Copy out every line of the records where the string "Read" occurs.

▶ **Data for this exercise**
· · · · · · ·
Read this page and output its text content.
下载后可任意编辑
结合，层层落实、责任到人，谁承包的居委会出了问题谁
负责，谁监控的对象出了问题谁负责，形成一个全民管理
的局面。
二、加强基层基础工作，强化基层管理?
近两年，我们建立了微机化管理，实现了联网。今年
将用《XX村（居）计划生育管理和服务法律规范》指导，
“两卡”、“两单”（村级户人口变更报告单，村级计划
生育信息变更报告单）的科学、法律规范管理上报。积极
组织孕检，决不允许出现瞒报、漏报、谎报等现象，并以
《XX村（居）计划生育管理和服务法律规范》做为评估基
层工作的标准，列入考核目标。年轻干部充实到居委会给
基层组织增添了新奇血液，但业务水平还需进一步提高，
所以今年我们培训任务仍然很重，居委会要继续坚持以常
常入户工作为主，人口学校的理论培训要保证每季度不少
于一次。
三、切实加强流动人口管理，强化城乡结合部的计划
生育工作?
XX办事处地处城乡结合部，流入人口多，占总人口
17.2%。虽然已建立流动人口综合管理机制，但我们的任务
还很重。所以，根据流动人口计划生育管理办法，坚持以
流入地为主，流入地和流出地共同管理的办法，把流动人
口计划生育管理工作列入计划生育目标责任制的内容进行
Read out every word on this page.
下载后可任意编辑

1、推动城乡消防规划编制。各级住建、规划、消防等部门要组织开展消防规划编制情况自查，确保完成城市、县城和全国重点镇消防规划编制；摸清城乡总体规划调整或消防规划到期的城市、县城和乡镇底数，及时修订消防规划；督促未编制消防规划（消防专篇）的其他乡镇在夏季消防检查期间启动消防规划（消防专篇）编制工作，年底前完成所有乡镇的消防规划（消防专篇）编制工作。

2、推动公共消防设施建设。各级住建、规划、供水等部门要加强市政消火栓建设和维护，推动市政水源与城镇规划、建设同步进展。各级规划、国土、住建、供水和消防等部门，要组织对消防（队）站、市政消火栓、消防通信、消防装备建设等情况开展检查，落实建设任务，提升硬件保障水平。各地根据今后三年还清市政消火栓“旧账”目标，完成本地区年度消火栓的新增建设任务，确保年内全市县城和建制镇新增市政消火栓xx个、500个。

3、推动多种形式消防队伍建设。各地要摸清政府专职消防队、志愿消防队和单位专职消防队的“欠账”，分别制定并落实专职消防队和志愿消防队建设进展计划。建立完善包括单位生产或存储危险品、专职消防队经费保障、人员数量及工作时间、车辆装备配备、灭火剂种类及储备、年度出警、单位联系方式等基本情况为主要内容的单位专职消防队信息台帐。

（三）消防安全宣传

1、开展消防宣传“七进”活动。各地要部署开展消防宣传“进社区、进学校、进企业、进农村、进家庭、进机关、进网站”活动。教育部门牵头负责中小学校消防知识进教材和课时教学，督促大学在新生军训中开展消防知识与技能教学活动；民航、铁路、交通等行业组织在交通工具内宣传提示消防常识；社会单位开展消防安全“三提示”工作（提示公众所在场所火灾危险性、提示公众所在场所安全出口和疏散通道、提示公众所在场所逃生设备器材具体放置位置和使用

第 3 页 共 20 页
· · · · · · ·
▶ **Answer for the task**
Read this page and output its text content.
Read out every word on this page.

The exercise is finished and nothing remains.